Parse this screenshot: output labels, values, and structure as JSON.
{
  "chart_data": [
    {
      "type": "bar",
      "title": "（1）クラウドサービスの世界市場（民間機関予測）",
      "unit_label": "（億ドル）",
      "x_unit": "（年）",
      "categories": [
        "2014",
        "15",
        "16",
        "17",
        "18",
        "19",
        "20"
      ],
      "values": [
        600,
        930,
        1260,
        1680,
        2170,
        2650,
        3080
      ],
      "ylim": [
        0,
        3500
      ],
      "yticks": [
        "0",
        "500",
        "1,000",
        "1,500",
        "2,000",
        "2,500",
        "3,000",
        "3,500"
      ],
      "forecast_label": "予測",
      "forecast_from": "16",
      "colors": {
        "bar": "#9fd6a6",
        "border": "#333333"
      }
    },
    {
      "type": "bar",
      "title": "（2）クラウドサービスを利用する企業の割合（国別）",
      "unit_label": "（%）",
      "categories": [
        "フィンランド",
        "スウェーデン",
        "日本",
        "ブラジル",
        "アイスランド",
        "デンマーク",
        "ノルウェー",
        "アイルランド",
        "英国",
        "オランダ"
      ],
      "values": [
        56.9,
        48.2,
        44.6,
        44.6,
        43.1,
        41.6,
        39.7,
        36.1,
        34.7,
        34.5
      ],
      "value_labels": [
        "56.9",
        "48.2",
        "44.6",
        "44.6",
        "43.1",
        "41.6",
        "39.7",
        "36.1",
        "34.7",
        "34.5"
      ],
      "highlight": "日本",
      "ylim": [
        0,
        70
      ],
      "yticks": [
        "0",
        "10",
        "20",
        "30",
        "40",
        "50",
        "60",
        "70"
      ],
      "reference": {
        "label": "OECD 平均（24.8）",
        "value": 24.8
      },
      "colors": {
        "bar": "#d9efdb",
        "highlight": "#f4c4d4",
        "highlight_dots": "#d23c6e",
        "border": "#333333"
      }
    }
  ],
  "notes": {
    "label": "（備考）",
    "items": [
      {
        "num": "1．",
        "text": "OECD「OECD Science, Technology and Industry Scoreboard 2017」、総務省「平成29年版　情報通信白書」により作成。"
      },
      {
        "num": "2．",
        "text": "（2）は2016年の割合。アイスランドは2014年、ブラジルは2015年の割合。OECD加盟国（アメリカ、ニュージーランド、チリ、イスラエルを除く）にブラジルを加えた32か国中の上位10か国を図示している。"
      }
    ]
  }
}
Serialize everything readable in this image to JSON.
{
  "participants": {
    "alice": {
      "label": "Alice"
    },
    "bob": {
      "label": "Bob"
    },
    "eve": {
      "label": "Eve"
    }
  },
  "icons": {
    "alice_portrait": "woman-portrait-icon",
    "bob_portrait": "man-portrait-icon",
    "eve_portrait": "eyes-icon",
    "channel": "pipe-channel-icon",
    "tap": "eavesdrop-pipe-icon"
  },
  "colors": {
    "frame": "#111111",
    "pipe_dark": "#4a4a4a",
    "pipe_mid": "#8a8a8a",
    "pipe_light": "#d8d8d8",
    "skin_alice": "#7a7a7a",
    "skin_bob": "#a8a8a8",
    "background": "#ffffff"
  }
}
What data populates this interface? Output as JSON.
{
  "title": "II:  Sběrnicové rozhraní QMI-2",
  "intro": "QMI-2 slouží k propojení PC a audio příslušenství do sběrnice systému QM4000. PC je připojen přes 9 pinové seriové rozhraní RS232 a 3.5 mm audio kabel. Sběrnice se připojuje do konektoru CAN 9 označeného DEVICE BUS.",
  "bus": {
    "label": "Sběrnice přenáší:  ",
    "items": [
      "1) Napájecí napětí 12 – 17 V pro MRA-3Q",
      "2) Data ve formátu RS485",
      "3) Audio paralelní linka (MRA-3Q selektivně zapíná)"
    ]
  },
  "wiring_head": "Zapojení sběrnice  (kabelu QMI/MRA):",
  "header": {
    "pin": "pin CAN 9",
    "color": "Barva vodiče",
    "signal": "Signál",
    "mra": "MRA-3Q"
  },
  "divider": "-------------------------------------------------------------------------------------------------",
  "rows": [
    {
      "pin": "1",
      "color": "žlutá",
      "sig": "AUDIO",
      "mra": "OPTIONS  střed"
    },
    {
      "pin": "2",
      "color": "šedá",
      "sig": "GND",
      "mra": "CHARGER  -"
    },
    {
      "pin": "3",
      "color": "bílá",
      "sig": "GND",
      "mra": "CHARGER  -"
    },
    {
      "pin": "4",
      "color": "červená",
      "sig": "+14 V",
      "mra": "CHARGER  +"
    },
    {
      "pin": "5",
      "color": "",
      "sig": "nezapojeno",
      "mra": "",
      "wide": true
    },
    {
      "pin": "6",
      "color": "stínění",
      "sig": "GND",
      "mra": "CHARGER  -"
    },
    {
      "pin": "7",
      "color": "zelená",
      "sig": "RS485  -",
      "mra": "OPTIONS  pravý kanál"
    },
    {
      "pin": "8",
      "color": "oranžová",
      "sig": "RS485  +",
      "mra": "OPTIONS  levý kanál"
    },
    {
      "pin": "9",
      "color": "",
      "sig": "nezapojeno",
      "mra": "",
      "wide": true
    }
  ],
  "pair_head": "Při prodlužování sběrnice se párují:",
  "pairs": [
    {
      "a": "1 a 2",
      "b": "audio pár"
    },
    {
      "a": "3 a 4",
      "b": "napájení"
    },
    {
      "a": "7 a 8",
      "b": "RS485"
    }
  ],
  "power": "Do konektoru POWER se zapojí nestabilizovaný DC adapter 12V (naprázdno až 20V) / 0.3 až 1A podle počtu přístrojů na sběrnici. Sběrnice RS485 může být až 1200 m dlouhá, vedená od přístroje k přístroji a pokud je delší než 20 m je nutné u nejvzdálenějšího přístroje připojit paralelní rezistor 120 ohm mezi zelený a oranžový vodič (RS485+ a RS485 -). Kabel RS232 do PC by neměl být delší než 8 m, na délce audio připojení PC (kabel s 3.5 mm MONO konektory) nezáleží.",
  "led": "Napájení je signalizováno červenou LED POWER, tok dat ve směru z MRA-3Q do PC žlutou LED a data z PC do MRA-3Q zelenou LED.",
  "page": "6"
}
================
[What is asked]
Return all of the data word for word.

[Answer to the exercise]
Parse this screenshot: output labels, values, and structure as JSON.
{
  "chart_data": [
    {
      "type": "bar",
      "title": "（1）クラウドサービスの世界市場（民間機関予測）",
      "unit_label": "（億ドル）",
      "x_unit": "（年）",
      "categories": [
        "2014",
        "15",
        "16",
        "17",
        "18",
        "19",
        "20"
      ],
      "values": [
        600,
        930,
        1260,
        1680,
        2170,
        2650,
        3080
      ],
      "ylim": [
        0,
        3500
      ],
      "yticks": [
        "0",
        "500",
        "1,000",
        "1,500",
        "2,000",
        "2,500",
        "3,000",
        "3,500"
      ],
      "forecast_label": "予測",
      "forecast_from": "16",
      "colors": {
        "bar": "#9fd6a6",
        "border": "#333333"
      }
    },
    {
      "type": "bar",
      "title": "（2）クラウドサービスを利用する企業の割合（国別）",
      "unit_label": "（%）",
      "categories": [
        "フィンランド",
        "スウェーデン",
        "日本",
        "ブラジル",
        "アイスランド",
        "デンマーク",
        "ノルウェー",
        "アイルランド",
        "英国",
        "オランダ"
      ],
      "values": [
        56.9,
        48.2,
        44.6,
        44.6,
        43.1,
        41.6,
        39.7,
        36.1,
        34.7,
        34.5
      ],
      "value_labels": [
        "56.9",
        "48.2",
        "44.6",
        "44.6",
        "43.1",
        "41.6",
        "39.7",
        "36.1",
        "34.7",
        "34.5"
      ],
      "highlight": "日本",
      "ylim": [
        0,
        70
      ],
      "yticks": [
        "0",
        "10",
        "20",
        "30",
        "40",
        "50",
        "60",
        "70"
      ],
      "reference": {
        "label": "OECD 平均（24.8）",
        "value": 24.8
      },
      "colors": {
        "bar": "#d9efdb",
        "highlight": "#f4c4d4",
        "highlight_dots": "#d23c6e",
        "border": "#333333"
      }
    }
  ],
  "notes": {
    "label": "（備考）",
    "items": [
      {
        "num": "1．",
        "text": "OECD「OECD Science, Technology and Industry Scoreboard 2017」、総務省「平成29年版　情報通信白書」により作成。"
      },
      {
        "num": "2．",
        "text": "（2）は2016年の割合。アイスランドは2014年、ブラジルは2015年の割合。OECD加盟国（アメリカ、ニュージーランド、チリ、イスラエルを除く）にブラジルを加えた32か国中の上位10か国を図示している。"
      }
    ]
  }
}
Serialize everything readable in this image to JSON.
{
  "participants": {
    "alice": {
      "label": "Alice"
    },
    "bob": {
      "label": "Bob"
    },
    "eve": {
      "label": "Eve"
    }
  },
  "icons": {
    "alice_portrait": "woman-portrait-icon",
    "bob_portrait": "man-portrait-icon",
    "eve_portrait": "eyes-icon",
    "channel": "pipe-channel-icon",
    "tap": "eavesdrop-pipe-icon"
  },
  "colors": {
    "frame": "#111111",
    "pipe_dark": "#4a4a4a",
    "pipe_mid": "#8a8a8a",
    "pipe_light": "#d8d8d8",
    "skin_alice": "#7a7a7a",
    "skin_bob": "#a8a8a8",
    "background": "#ffffff"
  }
}
What data populates this interface? Output as JSON.
{
  "title": "II:  Sběrnicové rozhraní QMI-2",
  "intro": "QMI-2 slouží k propojení PC a audio příslušenství do sběrnice systému QM4000. PC je připojen přes 9 pinové seriové rozhraní RS232 a 3.5 mm audio kabel. Sběrnice se připojuje do konektoru CAN 9 označeného DEVICE BUS.",
  "bus": {
    "label": "Sběrnice přenáší:  ",
    "items": [
      "1) Napájecí napětí 12 – 17 V pro MRA-3Q",
      "2) Data ve formátu RS485",
      "3) Audio paralelní linka (MRA-3Q selektivně zapíná)"
    ]
  },
  "wiring_head": "Zapojení sběrnice  (kabelu QMI/MRA):",
  "header": {
    "pin": "pin CAN 9",
    "color": "Barva vodiče",
    "signal": "Signál",
    "mra": "MRA-3Q"
  },
  "divider": "-------------------------------------------------------------------------------------------------",
  "rows": [
    {
      "pin": "1",
      "color": "žlutá",
      "sig": "AUDIO",
      "mra": "OPTIONS  střed"
    },
    {
      "pin": "2",
      "color": "šedá",
      "sig": "GND",
      "mra": "CHARGER  -"
    },
    {
      "pin": "3",
      "color": "bílá",
      "sig": "GND",
      "mra": "CHARGER  -"
    },
    {
      "pin": "4",
      "color": "červená",
      "sig": "+14 V",
      "mra": "CHARGER  +"
    },
    {
      "pin": "5",
      "color": "",
      "sig": "nezapojeno",
      "mra": "",
      "wide": true
    },
    {
      "pin": "6",
      "color": "stínění",
      "sig": "GND",
      "mra": "CHARGER  -"
    },
    {
      "pin": "7",
      "color": "zelená",
      "sig": "RS485  -",
      "mra": "OPTIONS  pravý kanál"
    },
    {
      "pin": "8",
      "color": "oranžová",
      "sig": "RS485  +",
      "mra": "OPTIONS  levý kanál"
    },
    {
      "pin": "9",
      "color": "",
      "sig": "nezapojeno",
      "mra": "",
      "wide": true
    }
  ],
  "pair_head": "Při prodlužování sběrnice se párují:",
  "pairs": [
    {
      "a": "1 a 2",
      "b": "audio pár"
    },
    {
      "a": "3 a 4",
      "b": "napájení"
    },
    {
      "a": "7 a 8",
      "b": "RS485"
    }
  ],
  "power": "Do konektoru POWER se zapojí nestabilizovaný DC adapter 12V (naprázdno až 20V) / 0.3 až 1A podle počtu přístrojů na sběrnici. Sběrnice RS485 může být až 1200 m dlouhá, vedená od přístroje k přístroji a pokud je delší než 20 m je nutné u nejvzdálenějšího přístroje připojit paralelní rezistor 120 ohm mezi zelený a oranžový vodič (RS485+ a RS485 -). Kabel RS232 do PC by neměl být delší než 8 m, na délce audio připojení PC (kabel s 3.5 mm MONO konektory) nezáleží.",
  "led": "Napájení je signalizováno červenou LED POWER, tok dat ve směru z MRA-3Q do PC žlutou LED a data z PC do MRA-3Q zelenou LED.",
  "page": "6"
}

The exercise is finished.